• Required task: Copy the records from the line with "spec-table-body: Chip model" up to and including the line with "564, 258, 591]", substituting "spec-row" for each "table-row" and changing nothing else.

──────── Available records ────────

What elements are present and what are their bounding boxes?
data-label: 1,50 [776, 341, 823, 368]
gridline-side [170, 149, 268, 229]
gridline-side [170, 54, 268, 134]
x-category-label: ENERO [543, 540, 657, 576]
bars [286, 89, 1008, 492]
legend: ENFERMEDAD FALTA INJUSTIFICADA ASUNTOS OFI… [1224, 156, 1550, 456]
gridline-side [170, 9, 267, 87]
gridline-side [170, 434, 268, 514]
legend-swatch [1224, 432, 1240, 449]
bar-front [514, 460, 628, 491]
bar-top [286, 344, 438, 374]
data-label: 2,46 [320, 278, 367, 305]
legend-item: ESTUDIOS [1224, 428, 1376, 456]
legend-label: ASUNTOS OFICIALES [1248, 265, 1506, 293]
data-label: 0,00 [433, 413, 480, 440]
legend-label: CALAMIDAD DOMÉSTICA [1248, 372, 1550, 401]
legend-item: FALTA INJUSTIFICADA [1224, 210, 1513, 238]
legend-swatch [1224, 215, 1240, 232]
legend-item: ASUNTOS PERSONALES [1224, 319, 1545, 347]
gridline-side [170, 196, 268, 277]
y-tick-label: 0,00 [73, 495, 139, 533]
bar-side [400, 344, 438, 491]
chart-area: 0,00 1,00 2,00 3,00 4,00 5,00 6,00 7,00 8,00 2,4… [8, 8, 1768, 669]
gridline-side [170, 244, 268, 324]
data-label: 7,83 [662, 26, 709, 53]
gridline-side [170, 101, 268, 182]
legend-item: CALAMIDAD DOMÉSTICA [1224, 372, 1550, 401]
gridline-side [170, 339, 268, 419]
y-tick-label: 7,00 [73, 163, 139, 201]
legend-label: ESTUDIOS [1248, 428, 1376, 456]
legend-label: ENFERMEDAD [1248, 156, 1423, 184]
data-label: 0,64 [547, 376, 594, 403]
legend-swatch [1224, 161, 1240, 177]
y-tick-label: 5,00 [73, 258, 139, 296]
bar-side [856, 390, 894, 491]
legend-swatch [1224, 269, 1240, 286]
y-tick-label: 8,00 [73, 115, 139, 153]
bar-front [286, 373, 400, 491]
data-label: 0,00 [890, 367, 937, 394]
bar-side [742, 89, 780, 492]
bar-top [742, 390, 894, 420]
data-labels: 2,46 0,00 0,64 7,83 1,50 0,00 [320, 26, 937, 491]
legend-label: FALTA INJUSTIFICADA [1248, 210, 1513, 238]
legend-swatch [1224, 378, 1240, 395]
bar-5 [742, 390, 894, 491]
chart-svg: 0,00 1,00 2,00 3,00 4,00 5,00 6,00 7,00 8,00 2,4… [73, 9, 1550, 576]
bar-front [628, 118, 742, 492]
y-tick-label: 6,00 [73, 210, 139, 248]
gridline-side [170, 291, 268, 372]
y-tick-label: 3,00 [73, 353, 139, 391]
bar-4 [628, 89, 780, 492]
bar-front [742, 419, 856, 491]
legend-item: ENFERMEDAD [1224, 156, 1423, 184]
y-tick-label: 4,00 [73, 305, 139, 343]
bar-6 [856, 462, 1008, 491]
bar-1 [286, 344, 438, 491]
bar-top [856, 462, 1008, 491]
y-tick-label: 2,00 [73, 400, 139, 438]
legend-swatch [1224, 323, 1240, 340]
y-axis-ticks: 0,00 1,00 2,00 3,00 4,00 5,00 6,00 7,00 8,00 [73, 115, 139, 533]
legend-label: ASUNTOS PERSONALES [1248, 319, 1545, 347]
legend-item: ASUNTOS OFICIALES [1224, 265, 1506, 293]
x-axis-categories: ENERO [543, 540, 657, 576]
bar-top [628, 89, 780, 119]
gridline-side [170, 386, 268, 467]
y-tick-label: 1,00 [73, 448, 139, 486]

────────
──────── Available records ────────

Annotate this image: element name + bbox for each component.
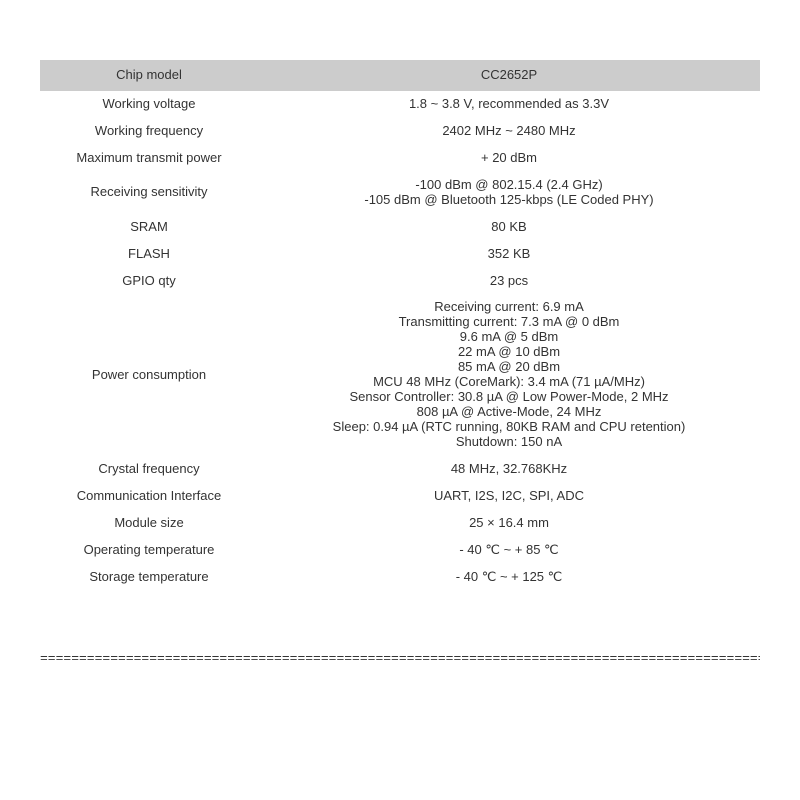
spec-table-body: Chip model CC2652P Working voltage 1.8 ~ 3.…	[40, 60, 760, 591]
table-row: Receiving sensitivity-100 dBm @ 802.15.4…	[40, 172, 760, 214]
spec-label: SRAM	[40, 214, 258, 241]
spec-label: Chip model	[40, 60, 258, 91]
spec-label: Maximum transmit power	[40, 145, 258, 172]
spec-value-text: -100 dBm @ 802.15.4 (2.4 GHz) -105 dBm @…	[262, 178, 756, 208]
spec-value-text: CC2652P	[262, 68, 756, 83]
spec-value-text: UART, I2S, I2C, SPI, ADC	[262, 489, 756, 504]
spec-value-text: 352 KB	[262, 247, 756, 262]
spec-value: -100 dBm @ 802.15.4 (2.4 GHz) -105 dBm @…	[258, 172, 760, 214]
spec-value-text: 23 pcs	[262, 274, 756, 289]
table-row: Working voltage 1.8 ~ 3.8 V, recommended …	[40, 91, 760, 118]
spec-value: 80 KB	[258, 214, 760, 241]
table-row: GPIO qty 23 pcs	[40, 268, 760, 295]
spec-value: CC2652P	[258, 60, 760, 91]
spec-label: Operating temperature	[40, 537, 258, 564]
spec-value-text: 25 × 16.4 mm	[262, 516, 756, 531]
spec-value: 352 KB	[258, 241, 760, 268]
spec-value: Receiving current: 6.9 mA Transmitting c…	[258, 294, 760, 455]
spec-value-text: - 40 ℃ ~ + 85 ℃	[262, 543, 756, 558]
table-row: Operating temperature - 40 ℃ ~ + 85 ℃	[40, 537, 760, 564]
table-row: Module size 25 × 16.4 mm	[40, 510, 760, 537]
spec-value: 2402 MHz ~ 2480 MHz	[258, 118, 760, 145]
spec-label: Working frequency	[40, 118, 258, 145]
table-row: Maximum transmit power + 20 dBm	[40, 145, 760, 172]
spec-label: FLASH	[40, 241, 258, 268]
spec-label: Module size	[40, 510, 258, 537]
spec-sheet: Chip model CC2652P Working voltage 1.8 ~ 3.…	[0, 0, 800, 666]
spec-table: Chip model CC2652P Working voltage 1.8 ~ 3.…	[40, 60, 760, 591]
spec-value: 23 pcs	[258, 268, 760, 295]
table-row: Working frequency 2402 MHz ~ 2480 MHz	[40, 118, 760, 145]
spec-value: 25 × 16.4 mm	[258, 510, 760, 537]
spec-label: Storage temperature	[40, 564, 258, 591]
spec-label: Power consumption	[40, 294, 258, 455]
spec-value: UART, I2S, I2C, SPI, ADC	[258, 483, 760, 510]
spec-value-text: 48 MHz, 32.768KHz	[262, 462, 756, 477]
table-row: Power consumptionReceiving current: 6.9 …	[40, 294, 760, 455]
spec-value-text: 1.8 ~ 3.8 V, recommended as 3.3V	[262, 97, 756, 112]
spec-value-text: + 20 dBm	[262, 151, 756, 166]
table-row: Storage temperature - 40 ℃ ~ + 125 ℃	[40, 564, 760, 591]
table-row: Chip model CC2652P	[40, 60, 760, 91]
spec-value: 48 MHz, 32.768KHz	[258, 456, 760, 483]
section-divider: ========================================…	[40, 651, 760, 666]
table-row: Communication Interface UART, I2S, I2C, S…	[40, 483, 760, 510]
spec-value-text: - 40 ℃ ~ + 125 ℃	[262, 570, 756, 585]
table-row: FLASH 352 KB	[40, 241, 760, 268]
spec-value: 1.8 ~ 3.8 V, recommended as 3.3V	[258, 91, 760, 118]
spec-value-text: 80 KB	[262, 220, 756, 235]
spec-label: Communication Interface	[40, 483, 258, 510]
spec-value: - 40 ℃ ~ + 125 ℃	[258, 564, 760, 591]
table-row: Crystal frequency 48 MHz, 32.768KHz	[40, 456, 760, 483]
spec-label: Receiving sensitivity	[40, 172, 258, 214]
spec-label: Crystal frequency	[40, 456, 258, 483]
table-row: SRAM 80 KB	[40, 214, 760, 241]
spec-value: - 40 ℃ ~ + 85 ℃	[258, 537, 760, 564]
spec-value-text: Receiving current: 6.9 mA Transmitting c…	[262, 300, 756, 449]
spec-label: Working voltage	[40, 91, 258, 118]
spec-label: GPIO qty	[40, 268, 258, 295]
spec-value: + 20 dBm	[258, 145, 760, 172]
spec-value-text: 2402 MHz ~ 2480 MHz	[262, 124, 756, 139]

────────
──────── Available records ────────

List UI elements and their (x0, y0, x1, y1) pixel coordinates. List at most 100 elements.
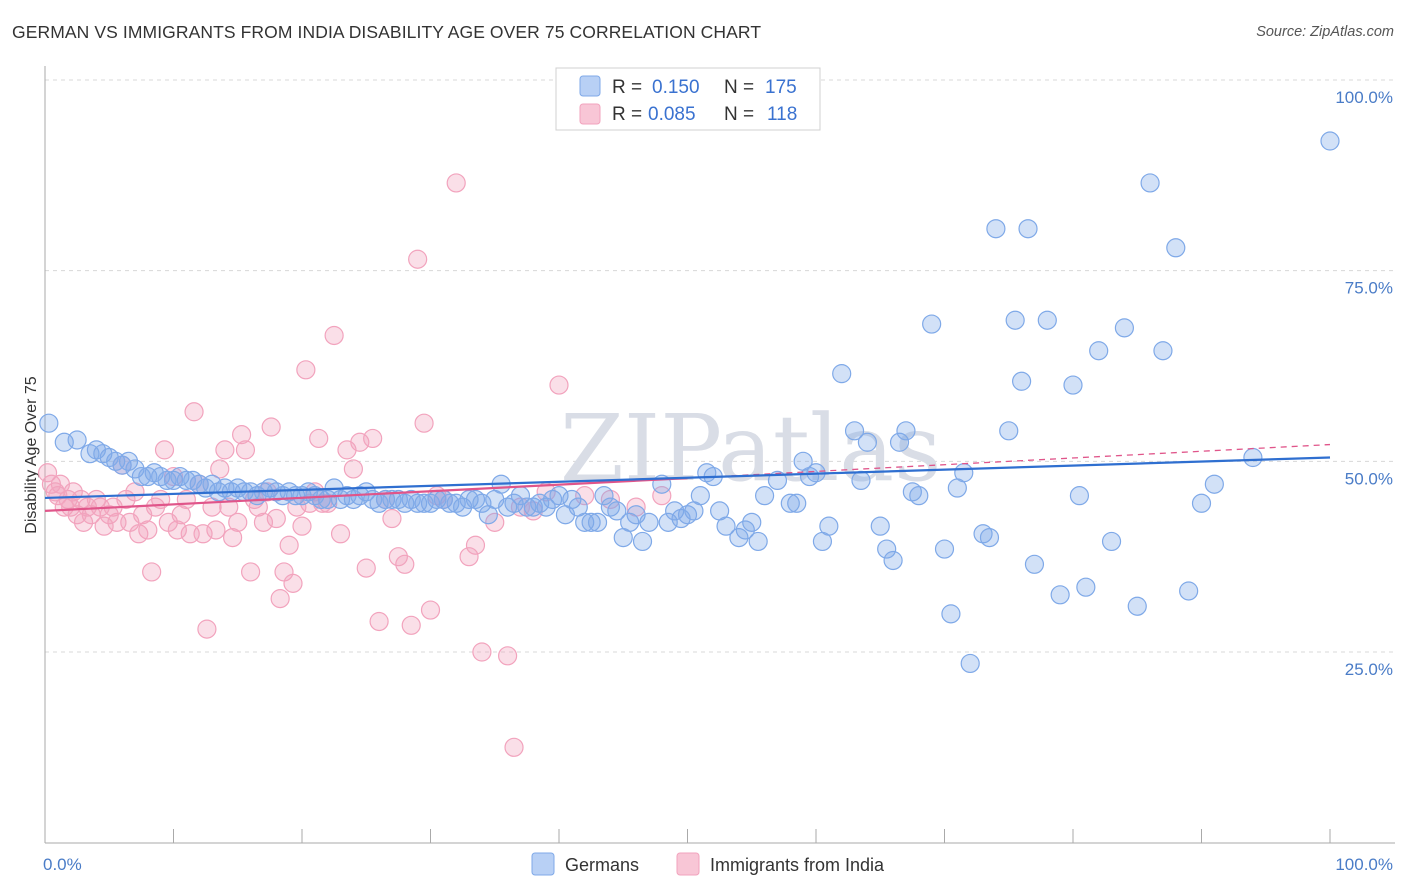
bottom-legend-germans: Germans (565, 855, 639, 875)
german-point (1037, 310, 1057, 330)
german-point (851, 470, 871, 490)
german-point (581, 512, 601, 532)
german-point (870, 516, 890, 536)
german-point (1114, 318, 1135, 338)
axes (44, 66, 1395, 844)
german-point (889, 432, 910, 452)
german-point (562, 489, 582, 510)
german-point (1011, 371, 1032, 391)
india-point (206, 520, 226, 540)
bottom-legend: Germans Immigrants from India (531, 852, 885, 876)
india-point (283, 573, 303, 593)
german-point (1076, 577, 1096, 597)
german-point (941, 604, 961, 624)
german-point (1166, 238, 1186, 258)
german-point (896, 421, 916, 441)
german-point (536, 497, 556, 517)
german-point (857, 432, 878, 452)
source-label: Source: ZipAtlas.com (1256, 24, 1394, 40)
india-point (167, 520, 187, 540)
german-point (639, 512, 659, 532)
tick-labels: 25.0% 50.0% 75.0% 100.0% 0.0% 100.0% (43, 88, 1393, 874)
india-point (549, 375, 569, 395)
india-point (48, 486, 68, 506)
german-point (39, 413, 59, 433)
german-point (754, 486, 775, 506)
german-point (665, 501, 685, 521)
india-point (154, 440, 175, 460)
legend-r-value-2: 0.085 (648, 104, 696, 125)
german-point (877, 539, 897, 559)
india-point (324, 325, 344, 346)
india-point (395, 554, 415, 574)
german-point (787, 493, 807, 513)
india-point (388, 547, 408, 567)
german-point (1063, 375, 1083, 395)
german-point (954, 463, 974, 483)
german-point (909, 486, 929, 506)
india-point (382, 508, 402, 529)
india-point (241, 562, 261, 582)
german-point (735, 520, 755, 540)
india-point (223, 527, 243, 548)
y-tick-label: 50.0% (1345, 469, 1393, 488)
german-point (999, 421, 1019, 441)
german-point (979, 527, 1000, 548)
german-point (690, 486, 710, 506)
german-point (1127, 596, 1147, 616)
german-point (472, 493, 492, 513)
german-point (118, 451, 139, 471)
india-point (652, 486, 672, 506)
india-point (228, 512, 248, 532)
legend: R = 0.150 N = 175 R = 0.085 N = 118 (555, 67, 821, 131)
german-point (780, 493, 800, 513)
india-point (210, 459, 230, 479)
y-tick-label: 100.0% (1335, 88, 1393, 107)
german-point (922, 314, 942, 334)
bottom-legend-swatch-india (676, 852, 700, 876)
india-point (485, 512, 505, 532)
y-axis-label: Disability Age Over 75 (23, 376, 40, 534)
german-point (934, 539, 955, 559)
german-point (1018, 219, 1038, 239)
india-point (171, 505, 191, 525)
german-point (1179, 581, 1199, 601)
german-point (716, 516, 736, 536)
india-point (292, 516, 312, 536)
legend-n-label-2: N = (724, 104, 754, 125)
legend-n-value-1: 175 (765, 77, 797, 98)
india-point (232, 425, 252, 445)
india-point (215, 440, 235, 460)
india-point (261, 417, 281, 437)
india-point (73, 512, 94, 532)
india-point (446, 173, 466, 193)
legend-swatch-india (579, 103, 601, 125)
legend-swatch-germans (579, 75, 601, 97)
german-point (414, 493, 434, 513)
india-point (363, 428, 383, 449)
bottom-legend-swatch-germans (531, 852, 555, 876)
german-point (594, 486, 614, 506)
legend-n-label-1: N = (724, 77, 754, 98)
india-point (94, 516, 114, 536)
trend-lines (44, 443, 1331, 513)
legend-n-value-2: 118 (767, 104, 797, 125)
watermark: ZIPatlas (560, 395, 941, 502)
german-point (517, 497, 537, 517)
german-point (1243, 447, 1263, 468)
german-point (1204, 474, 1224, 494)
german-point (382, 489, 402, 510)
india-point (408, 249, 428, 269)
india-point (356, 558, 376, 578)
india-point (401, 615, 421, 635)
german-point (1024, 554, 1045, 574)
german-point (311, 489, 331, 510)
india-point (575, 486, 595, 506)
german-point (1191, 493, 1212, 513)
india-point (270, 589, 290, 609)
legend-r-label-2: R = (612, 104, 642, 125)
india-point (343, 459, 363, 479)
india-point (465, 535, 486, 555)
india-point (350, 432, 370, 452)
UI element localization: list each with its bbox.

────────

• Solution to this task:
spec-table-body: Chip model CC2652P Working voltage 1.8 ~ 3.…	[40, 60, 760, 591]
spec-row: Receiving sensitivity-100 dBm @ 802.15.4…	[40, 172, 760, 214]
spec-label: SRAM	[40, 214, 258, 241]
spec-label: Chip model	[40, 60, 258, 91]
spec-label: Maximum transmit power	[40, 145, 258, 172]
spec-value-text: -100 dBm @ 802.15.4 (2.4 GHz) -105 dBm @…	[262, 178, 756, 208]
spec-value-text: CC2652P	[262, 68, 756, 83]
spec-value-text: UART, I2S, I2C, SPI, ADC	[262, 489, 756, 504]
spec-value-text: 352 KB	[262, 247, 756, 262]
spec-value: -100 dBm @ 802.15.4 (2.4 GHz) -105 dBm @…	[258, 172, 760, 214]
spec-value-text: 23 pcs	[262, 274, 756, 289]
spec-row: Working voltage 1.8 ~ 3.8 V, recommended …	[40, 91, 760, 118]
spec-value: 80 KB	[258, 214, 760, 241]
spec-row: GPIO qty 23 pcs	[40, 268, 760, 295]
spec-value: CC2652P	[258, 60, 760, 91]
spec-label: Operating temperature	[40, 537, 258, 564]
spec-value-text: 25 × 16.4 mm	[262, 516, 756, 531]
spec-value: 352 KB	[258, 241, 760, 268]
spec-value: Receiving current: 6.9 mA Transmitting c…	[258, 294, 760, 455]
spec-value-text: - 40 ℃ ~ + 85 ℃	[262, 543, 756, 558]
spec-row: Operating temperature - 40 ℃ ~ + 85 ℃	[40, 537, 760, 564]
spec-row: Module size 25 × 16.4 mm	[40, 510, 760, 537]
spec-value: 2402 MHz ~ 2480 MHz	[258, 118, 760, 145]
spec-label: Working frequency	[40, 118, 258, 145]
spec-row: Maximum transmit power + 20 dBm	[40, 145, 760, 172]
spec-label: FLASH	[40, 241, 258, 268]
spec-label: Module size	[40, 510, 258, 537]
spec-sheet: Chip model CC2652P Working voltage 1.8 ~ 3.…	[0, 0, 800, 666]
spec-table: Chip model CC2652P Working voltage 1.8 ~ 3.…	[40, 60, 760, 591]
spec-value: 23 pcs	[258, 268, 760, 295]
spec-row: Working frequency 2402 MHz ~ 2480 MHz	[40, 118, 760, 145]
spec-value: 25 × 16.4 mm	[258, 510, 760, 537]
spec-label: Storage temperature	[40, 564, 258, 591]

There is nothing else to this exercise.